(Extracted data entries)
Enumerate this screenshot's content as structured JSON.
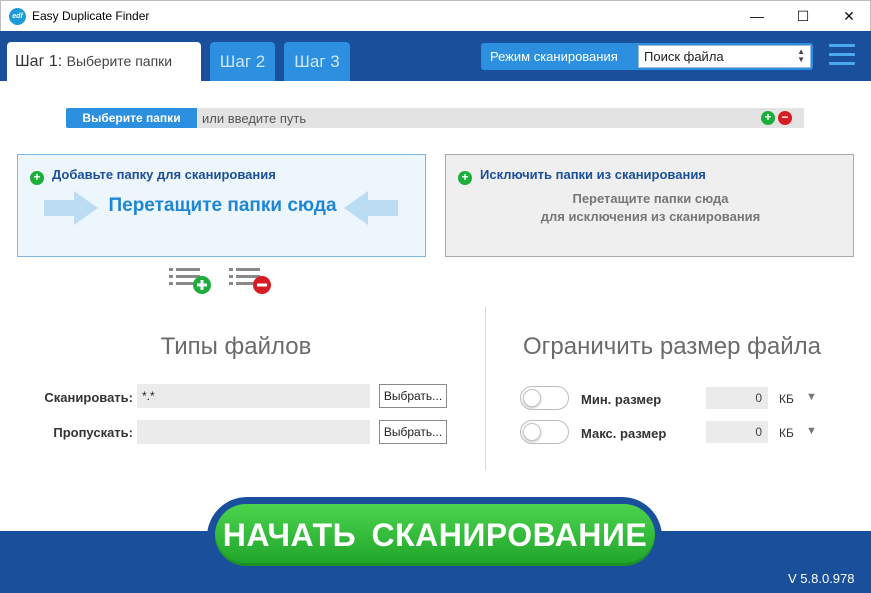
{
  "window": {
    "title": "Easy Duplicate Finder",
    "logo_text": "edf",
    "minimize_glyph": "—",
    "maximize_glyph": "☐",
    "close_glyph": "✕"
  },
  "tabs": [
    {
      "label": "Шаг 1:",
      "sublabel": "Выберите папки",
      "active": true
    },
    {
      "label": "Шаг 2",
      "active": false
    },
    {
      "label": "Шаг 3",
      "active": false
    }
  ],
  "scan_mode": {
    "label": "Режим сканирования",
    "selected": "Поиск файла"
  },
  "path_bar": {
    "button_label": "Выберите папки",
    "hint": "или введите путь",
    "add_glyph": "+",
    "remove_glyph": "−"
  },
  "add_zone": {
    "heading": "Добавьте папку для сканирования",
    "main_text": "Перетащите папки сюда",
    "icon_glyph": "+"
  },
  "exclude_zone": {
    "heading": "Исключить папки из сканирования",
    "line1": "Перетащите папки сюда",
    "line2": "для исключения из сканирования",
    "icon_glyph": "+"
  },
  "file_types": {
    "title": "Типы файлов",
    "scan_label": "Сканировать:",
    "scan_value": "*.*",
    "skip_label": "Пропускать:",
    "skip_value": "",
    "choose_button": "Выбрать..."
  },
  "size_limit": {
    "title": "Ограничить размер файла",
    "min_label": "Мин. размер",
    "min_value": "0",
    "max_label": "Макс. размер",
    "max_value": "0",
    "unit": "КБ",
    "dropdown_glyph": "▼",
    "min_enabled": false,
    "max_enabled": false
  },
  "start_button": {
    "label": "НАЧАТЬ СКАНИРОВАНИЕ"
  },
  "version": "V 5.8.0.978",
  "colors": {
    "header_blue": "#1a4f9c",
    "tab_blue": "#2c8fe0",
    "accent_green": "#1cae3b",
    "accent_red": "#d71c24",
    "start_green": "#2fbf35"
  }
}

Given problem: Gather every line from the listing above in which the word "false" appears.

Exercise answer:
      "active": false
      "active": false
    "min_enabled": false,
    "max_enabled": false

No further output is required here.